#### Your task
Quote all of the data below exactly, please.

#### Record extracts

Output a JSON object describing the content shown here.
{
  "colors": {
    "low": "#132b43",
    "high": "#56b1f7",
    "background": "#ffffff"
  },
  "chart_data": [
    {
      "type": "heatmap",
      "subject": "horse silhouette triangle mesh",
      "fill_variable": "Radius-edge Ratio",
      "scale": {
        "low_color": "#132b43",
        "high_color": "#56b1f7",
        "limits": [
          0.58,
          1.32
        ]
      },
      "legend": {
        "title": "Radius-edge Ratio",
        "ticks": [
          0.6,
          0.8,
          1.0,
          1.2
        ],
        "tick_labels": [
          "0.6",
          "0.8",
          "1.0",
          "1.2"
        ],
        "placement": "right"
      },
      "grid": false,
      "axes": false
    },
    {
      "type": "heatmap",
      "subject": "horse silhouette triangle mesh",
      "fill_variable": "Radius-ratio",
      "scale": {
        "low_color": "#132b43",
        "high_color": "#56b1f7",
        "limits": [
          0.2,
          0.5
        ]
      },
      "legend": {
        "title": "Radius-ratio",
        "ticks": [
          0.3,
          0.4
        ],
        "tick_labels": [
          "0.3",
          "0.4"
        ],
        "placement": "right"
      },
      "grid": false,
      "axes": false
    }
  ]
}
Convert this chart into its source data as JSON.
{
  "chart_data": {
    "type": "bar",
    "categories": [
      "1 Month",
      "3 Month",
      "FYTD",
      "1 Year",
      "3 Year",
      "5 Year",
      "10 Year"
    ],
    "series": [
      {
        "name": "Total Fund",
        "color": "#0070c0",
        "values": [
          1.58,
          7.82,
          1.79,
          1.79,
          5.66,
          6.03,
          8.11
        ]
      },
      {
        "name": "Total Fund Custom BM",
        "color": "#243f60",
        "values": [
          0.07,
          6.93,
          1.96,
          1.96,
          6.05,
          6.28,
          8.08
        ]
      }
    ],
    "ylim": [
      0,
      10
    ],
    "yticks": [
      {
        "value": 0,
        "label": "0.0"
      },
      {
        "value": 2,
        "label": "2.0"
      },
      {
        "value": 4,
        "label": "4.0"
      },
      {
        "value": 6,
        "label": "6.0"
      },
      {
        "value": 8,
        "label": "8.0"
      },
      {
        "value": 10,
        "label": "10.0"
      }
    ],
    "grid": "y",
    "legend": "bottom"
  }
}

#### Written response
Output a JSON object describing the content shown here.
{
  "colors": {
    "low": "#132b43",
    "high": "#56b1f7",
    "background": "#ffffff"
  },
  "chart_data": [
    {
      "type": "heatmap",
      "subject": "horse silhouette triangle mesh",
      "fill_variable": "Radius-edge Ratio",
      "scale": {
        "low_color": "#132b43",
        "high_color": "#56b1f7",
        "limits": [
          0.58,
          1.32
        ]
      },
      "legend": {
        "title": "Radius-edge Ratio",
        "ticks": [
          0.6,
          0.8,
          1.0,
          1.2
        ],
        "tick_labels": [
          "0.6",
          "0.8",
          "1.0",
          "1.2"
        ],
        "placement": "right"
      },
      "grid": false,
      "axes": false
    },
    {
      "type": "heatmap",
      "subject": "horse silhouette triangle mesh",
      "fill_variable": "Radius-ratio",
      "scale": {
        "low_color": "#132b43",
        "high_color": "#56b1f7",
        "limits": [
          0.2,
          0.5
        ]
      },
      "legend": {
        "title": "Radius-ratio",
        "ticks": [
          0.3,
          0.4
        ],
        "tick_labels": [
          "0.3",
          "0.4"
        ],
        "placement": "right"
      },
      "grid": false,
      "axes": false
    }
  ]
}
Convert this chart into its source data as JSON.
{
  "chart_data": {
    "type": "bar",
    "categories": [
      "1 Month",
      "3 Month",
      "FYTD",
      "1 Year",
      "3 Year",
      "5 Year",
      "10 Year"
    ],
    "series": [
      {
        "name": "Total Fund",
        "color": "#0070c0",
        "values": [
          1.58,
          7.82,
          1.79,
          1.79,
          5.66,
          6.03,
          8.11
        ]
      },
      {
        "name": "Total Fund Custom BM",
        "color": "#243f60",
        "values": [
          0.07,
          6.93,
          1.96,
          1.96,
          6.05,
          6.28,
          8.08
        ]
      }
    ],
    "ylim": [
      0,
      10
    ],
    "yticks": [
      {
        "value": 0,
        "label": "0.0"
      },
      {
        "value": 2,
        "label": "2.0"
      },
      {
        "value": 4,
        "label": "4.0"
      },
      {
        "value": 6,
        "label": "6.0"
      },
      {
        "value": 8,
        "label": "8.0"
      },
      {
        "value": 10,
        "label": "10.0"
      }
    ],
    "grid": "y",
    "legend": "bottom"
  }
}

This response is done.